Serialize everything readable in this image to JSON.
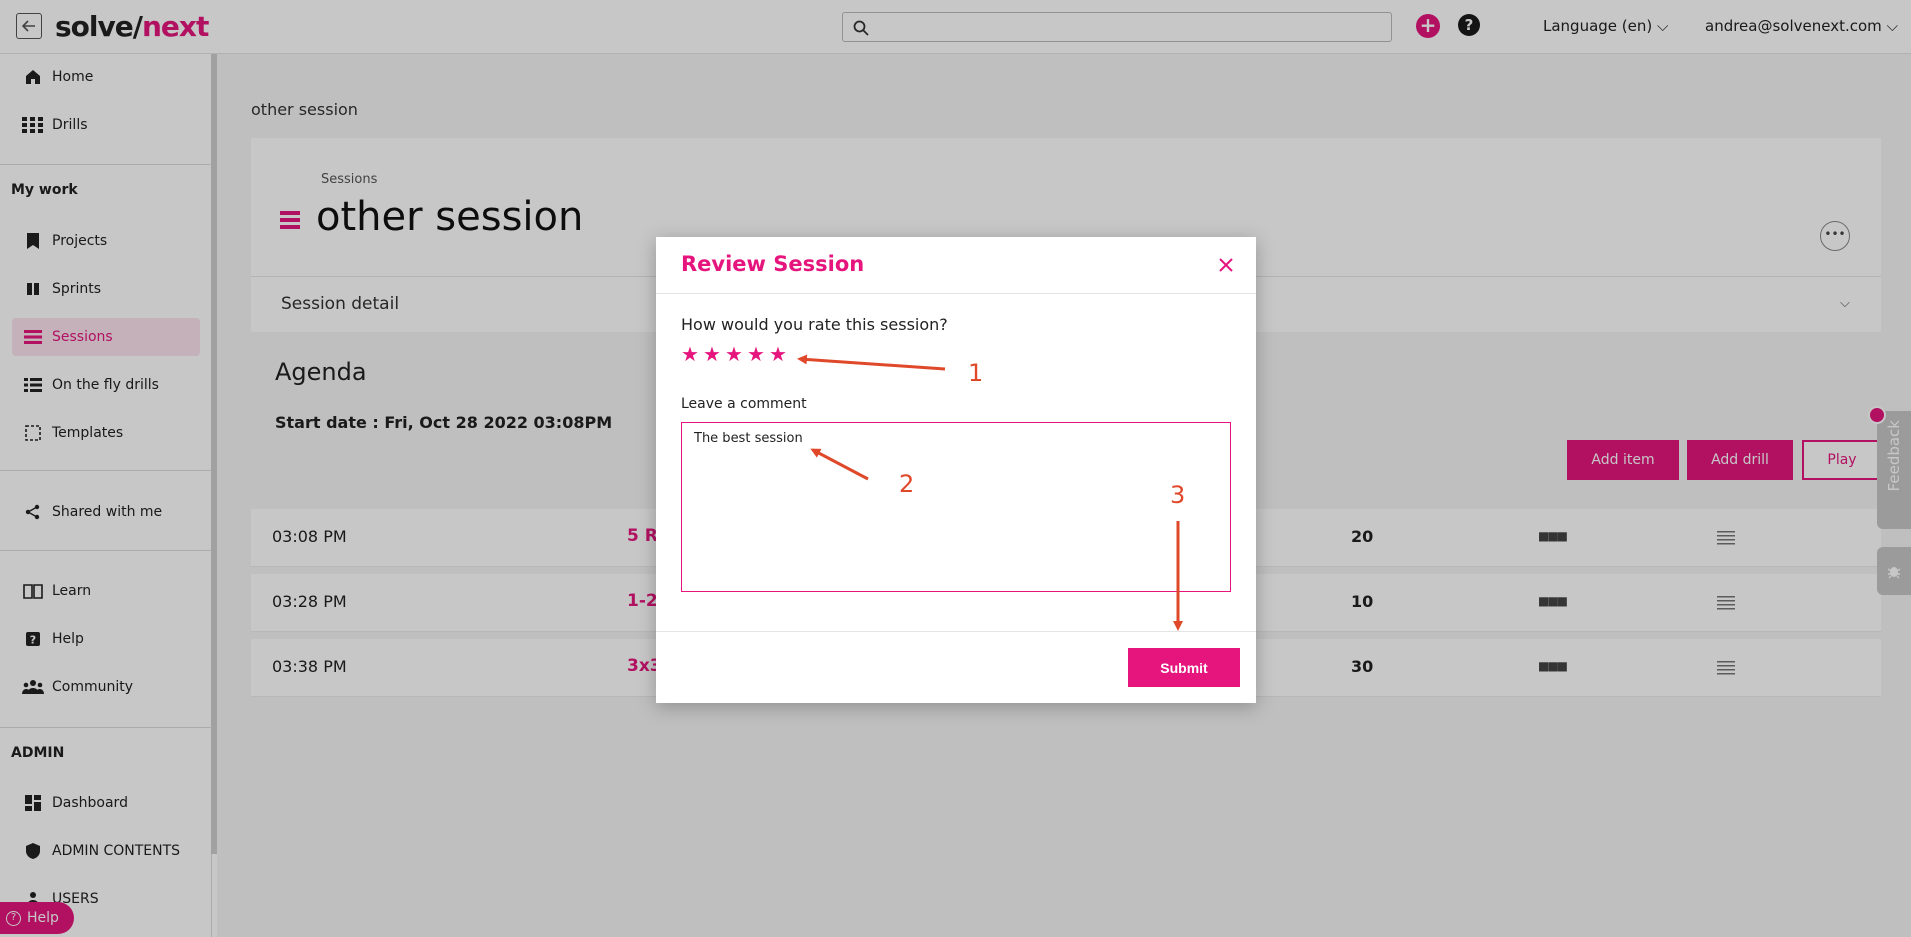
{
  "app": {
    "logo_part1": "solve/",
    "logo_part2": "next",
    "language": "Language (en)",
    "user_email": "andrea@solvenext.com"
  },
  "sidebar": {
    "items_top": [
      {
        "label": "Home",
        "icon": "home-icon"
      },
      {
        "label": "Drills",
        "icon": "grid-icon"
      }
    ],
    "my_work_heading": "My work",
    "my_work_items": [
      {
        "label": "Projects",
        "icon": "bookmark-icon"
      },
      {
        "label": "Sprints",
        "icon": "columns-icon"
      },
      {
        "label": "Sessions",
        "icon": "list-icon",
        "active": true
      },
      {
        "label": "On the fly drills",
        "icon": "list-icon"
      },
      {
        "label": "Templates",
        "icon": "template-icon"
      }
    ],
    "shared": {
      "label": "Shared with me",
      "icon": "share-icon"
    },
    "help_items": [
      {
        "label": "Learn",
        "icon": "book-icon"
      },
      {
        "label": "Help",
        "icon": "question-icon"
      },
      {
        "label": "Community",
        "icon": "people-icon"
      }
    ],
    "admin_heading": "ADMIN",
    "admin_items": [
      {
        "label": "Dashboard",
        "icon": "dashboard-icon"
      },
      {
        "label": "ADMIN CONTENTS",
        "icon": "shield-icon"
      },
      {
        "label": "USERS",
        "icon": "people-icon"
      }
    ],
    "help_pill": "Help"
  },
  "page": {
    "breadcrumb_top": "other session",
    "header_crumb": "Sessions",
    "title": "other session",
    "detail_label": "Session detail",
    "agenda_title": "Agenda",
    "start_date": "Start date : Fri, Oct 28 2022 03:08PM",
    "buttons": {
      "add_item": "Add item",
      "add_drill": "Add drill",
      "play": "Play"
    },
    "agenda_rows": [
      {
        "time": "03:08 PM",
        "name": "5 R",
        "duration": "20"
      },
      {
        "time": "03:28 PM",
        "name": "1-2",
        "duration": "10"
      },
      {
        "time": "03:38 PM",
        "name": "3x3",
        "duration": "30"
      }
    ],
    "feedback": "Feedback"
  },
  "modal": {
    "title": "Review Session",
    "question": "How would you rate this session?",
    "rating": 5,
    "rating_max": 5,
    "comment_label": "Leave a comment",
    "comment_value": "The best session",
    "submit": "Submit"
  },
  "annotations": {
    "n1": "1",
    "n2": "2",
    "n3": "3",
    "color": "#e0482a"
  },
  "colors": {
    "accent": "#e5157d"
  }
}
____
**Problem details:** Reproduce the listing above exactly, excluding all pictures.

**Written answer:**
Serialize everything readable in this image to JSON.
{
  "app": {
    "logo_part1": "solve/",
    "logo_part2": "next",
    "language": "Language (en)",
    "user_email": "andrea@solvenext.com"
  },
  "sidebar": {
    "items_top": [
      {
        "label": "Home",
        "icon": "home-icon"
      },
      {
        "label": "Drills",
        "icon": "grid-icon"
      }
    ],
    "my_work_heading": "My work",
    "my_work_items": [
      {
        "label": "Projects",
        "icon": "bookmark-icon"
      },
      {
        "label": "Sprints",
        "icon": "columns-icon"
      },
      {
        "label": "Sessions",
        "icon": "list-icon",
        "active": true
      },
      {
        "label": "On the fly drills",
        "icon": "list-icon"
      },
      {
        "label": "Templates",
        "icon": "template-icon"
      }
    ],
    "shared": {
      "label": "Shared with me",
      "icon": "share-icon"
    },
    "help_items": [
      {
        "label": "Learn",
        "icon": "book-icon"
      },
      {
        "label": "Help",
        "icon": "question-icon"
      },
      {
        "label": "Community",
        "icon": "people-icon"
      }
    ],
    "admin_heading": "ADMIN",
    "admin_items": [
      {
        "label": "Dashboard",
        "icon": "dashboard-icon"
      },
      {
        "label": "ADMIN CONTENTS",
        "icon": "shield-icon"
      },
      {
        "label": "USERS",
        "icon": "people-icon"
      }
    ],
    "help_pill": "Help"
  },
  "page": {
    "breadcrumb_top": "other session",
    "header_crumb": "Sessions",
    "title": "other session",
    "detail_label": "Session detail",
    "agenda_title": "Agenda",
    "start_date": "Start date : Fri, Oct 28 2022 03:08PM",
    "buttons": {
      "add_item": "Add item",
      "add_drill": "Add drill",
      "play": "Play"
    },
    "agenda_rows": [
      {
        "time": "03:08 PM",
        "name": "5 R",
        "duration": "20"
      },
      {
        "time": "03:28 PM",
        "name": "1-2",
        "duration": "10"
      },
      {
        "time": "03:38 PM",
        "name": "3x3",
        "duration": "30"
      }
    ],
    "feedback": "Feedback"
  },
  "modal": {
    "title": "Review Session",
    "question": "How would you rate this session?",
    "rating": 5,
    "rating_max": 5,
    "comment_label": "Leave a comment",
    "comment_value": "The best session",
    "submit": "Submit"
  },
  "annotations": {
    "n1": "1",
    "n2": "2",
    "n3": "3",
    "color": "#e0482a"
  },
  "colors": {
    "accent": "#e5157d"
  }
}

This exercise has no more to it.